**What needs to be done:** Work out how many lines of the listing hold the string "frac", then answer with that number and nothing else.

--- Start Provided records ---

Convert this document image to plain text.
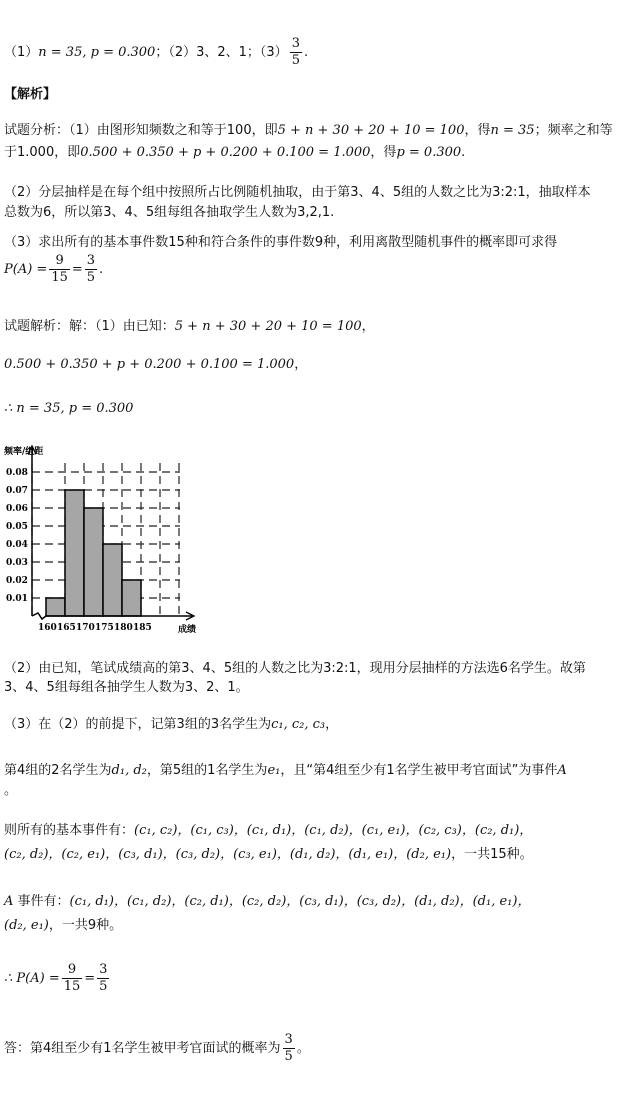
（1）n = 35, p = 0.300；（2）3、2、1；$(3) \frac{3}{5}$ .
【解析】
试题分析：（1）由图形知频数之和等于100，即5 + n + 30 + 20 + 10 = 100，得n = 35；频率之和等
于1.000，即0.500 + 0.350 + p + 0.200 + 0.100 = 1.000，得p = 0.300.
（2）分层抽样是在每个组中按照所占比例随机抽取，由于第3、4、5组的人数之比为3:2:1，抽取样本
总数为6，所以第3、4、5组每组各抽取学生人数为3,2,1.
（3）求出所有的基本事件数15种和符合条件的事件数9种，利用离散型随机事件的概率即可求得
$P(A) = \frac{9}{15} = \frac{3}{5}$ .
试题解析：解：（1）由已知：5 + n + 30 + 20 + 10 = 100，
0.500 + 0.350 + p + 0.200 + 0.100 = 1.000，
∴ n = 35, p = 0.300
0.01
0.02
0.03
0.04
0.05
0.06
0.07
0.08
160 165 170 175 180 185
频率/组距
成绩
（2）由已知，笔试成绩高的第3、4、5组的人数之比为3:2:1，现用分层抽样的方法选6名学生。故第
3、4、5组每组各抽学生人数为3、2、1。
（3）在（2）的前提下，记第3组的3名学生为c₁, c₂, c₃，
第4组的2名学生为d₁, d₂，第5组的1名学生为e₁，且“第4组至少有1名学生被甲考官面试”为事件A
。
则所有的基本事件有：(c₁, c₂)，(c₁, c₃)，(c₁, d₁)，(c₁, d₂)，(c₁, e₁)，(c₂, c₃)，(c₂, d₁)，
(c₂, d₂)，(c₂, e₁)，(c₃, d₁)，(c₃, d₂)，(c₃, e₁)，(d₁, d₂)，(d₁, e₁)，(d₂, e₁)，一共15种。
A 事件有：(c₁, d₁)，(c₁, d₂)，(c₂, d₁)，(c₂, d₂)，(c₃, d₁)，(c₃, d₂)，(d₁, d₂)，(d₁, e₁)，
(d₂, e₁)，一共9种。
∴ $P(A) = \frac{9}{15} = \frac{3}{5}$
答：第4组至少有1名学生被甲考官面试的概率为 $\frac{3}{5}$ 。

--- End Provided records ---

**Output:** 4